Short task: Print all the data, keeping every line exactly as it is.
** Start **
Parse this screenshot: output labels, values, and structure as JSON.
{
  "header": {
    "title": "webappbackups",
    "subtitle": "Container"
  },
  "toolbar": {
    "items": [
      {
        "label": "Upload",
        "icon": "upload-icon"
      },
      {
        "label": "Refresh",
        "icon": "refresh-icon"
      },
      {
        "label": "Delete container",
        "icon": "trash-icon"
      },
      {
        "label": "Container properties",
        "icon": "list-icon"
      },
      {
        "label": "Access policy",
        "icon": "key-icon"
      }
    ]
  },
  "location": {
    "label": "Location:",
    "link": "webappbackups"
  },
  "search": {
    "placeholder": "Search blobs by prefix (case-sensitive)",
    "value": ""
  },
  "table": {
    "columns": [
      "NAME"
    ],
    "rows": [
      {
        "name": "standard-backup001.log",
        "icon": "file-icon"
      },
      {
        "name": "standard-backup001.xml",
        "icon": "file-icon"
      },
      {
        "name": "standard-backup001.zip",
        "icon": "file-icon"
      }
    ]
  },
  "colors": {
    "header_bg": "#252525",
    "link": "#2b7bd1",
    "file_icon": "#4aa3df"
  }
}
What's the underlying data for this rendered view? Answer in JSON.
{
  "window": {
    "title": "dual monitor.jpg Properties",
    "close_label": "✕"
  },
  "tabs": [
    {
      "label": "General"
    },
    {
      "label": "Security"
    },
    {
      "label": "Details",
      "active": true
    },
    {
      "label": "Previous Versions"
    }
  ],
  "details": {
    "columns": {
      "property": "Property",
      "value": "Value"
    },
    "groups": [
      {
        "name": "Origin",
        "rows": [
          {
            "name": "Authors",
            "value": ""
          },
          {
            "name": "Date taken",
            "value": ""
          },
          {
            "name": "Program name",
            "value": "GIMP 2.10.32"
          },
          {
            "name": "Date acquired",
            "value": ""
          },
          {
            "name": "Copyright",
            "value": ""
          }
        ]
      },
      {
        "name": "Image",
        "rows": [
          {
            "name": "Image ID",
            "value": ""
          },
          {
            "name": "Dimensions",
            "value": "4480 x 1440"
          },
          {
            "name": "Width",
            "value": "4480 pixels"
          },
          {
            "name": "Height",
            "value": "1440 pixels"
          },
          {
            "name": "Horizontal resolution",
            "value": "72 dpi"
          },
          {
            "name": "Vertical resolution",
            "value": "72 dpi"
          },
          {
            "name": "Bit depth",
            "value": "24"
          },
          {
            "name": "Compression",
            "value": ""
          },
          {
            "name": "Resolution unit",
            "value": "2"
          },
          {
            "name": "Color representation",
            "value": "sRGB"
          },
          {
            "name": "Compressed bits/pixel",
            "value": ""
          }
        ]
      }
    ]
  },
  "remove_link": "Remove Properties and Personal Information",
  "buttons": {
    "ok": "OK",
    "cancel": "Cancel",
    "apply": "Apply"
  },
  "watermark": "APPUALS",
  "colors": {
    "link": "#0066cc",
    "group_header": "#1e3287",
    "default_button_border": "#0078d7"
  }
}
** End **
Response below:
Parse this screenshot: output labels, values, and structure as JSON.
{
  "header": {
    "title": "webappbackups",
    "subtitle": "Container"
  },
  "toolbar": {
    "items": [
      {
        "label": "Upload",
        "icon": "upload-icon"
      },
      {
        "label": "Refresh",
        "icon": "refresh-icon"
      },
      {
        "label": "Delete container",
        "icon": "trash-icon"
      },
      {
        "label": "Container properties",
        "icon": "list-icon"
      },
      {
        "label": "Access policy",
        "icon": "key-icon"
      }
    ]
  },
  "location": {
    "label": "Location:",
    "link": "webappbackups"
  },
  "search": {
    "placeholder": "Search blobs by prefix (case-sensitive)",
    "value": ""
  },
  "table": {
    "columns": [
      "NAME"
    ],
    "rows": [
      {
        "name": "standard-backup001.log",
        "icon": "file-icon"
      },
      {
        "name": "standard-backup001.xml",
        "icon": "file-icon"
      },
      {
        "name": "standard-backup001.zip",
        "icon": "file-icon"
      }
    ]
  },
  "colors": {
    "header_bg": "#252525",
    "link": "#2b7bd1",
    "file_icon": "#4aa3df"
  }
}
What's the underlying data for this rendered view? Answer in JSON.
{
  "window": {
    "title": "dual monitor.jpg Properties",
    "close_label": "✕"
  },
  "tabs": [
    {
      "label": "General"
    },
    {
      "label": "Security"
    },
    {
      "label": "Details",
      "active": true
    },
    {
      "label": "Previous Versions"
    }
  ],
  "details": {
    "columns": {
      "property": "Property",
      "value": "Value"
    },
    "groups": [
      {
        "name": "Origin",
        "rows": [
          {
            "name": "Authors",
            "value": ""
          },
          {
            "name": "Date taken",
            "value": ""
          },
          {
            "name": "Program name",
            "value": "GIMP 2.10.32"
          },
          {
            "name": "Date acquired",
            "value": ""
          },
          {
            "name": "Copyright",
            "value": ""
          }
        ]
      },
      {
        "name": "Image",
        "rows": [
          {
            "name": "Image ID",
            "value": ""
          },
          {
            "name": "Dimensions",
            "value": "4480 x 1440"
          },
          {
            "name": "Width",
            "value": "4480 pixels"
          },
          {
            "name": "Height",
            "value": "1440 pixels"
          },
          {
            "name": "Horizontal resolution",
            "value": "72 dpi"
          },
          {
            "name": "Vertical resolution",
            "value": "72 dpi"
          },
          {
            "name": "Bit depth",
            "value": "24"
          },
          {
            "name": "Compression",
            "value": ""
          },
          {
            "name": "Resolution unit",
            "value": "2"
          },
          {
            "name": "Color representation",
            "value": "sRGB"
          },
          {
            "name": "Compressed bits/pixel",
            "value": ""
          }
        ]
      }
    ]
  },
  "remove_link": "Remove Properties and Personal Information",
  "buttons": {
    "ok": "OK",
    "cancel": "Cancel",
    "apply": "Apply"
  },
  "watermark": "APPUALS",
  "colors": {
    "link": "#0066cc",
    "group_header": "#1e3287",
    "default_button_border": "#0078d7"
  }
}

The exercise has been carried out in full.